SHORT TASK
State the number of lines, and only that number, in which the word "освоения" appears.

Source data:
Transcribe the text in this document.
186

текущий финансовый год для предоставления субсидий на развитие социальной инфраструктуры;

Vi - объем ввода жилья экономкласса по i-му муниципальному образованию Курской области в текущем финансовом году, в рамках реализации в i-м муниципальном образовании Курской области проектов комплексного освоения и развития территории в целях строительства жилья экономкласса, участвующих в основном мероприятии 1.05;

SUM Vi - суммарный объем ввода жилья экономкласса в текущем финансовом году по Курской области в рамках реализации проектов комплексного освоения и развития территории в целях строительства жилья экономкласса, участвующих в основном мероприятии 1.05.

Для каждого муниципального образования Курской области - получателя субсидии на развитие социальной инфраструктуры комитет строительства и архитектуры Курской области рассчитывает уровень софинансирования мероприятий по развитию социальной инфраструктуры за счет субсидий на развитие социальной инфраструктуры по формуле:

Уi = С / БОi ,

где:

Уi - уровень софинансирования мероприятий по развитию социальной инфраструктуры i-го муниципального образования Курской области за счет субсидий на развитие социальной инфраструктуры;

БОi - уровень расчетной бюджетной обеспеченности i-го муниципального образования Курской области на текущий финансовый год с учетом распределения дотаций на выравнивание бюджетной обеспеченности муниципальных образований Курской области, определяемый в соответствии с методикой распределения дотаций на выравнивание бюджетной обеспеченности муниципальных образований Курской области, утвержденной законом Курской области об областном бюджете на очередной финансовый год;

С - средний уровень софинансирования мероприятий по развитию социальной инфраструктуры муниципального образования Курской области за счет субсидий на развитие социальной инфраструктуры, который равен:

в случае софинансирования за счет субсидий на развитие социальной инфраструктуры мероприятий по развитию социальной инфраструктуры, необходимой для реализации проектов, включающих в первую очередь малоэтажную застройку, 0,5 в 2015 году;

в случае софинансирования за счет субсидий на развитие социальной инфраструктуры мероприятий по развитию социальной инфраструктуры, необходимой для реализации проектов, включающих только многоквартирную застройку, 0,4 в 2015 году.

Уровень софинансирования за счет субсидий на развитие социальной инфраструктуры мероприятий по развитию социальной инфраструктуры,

ANSWER TO THIS PROBLEM
2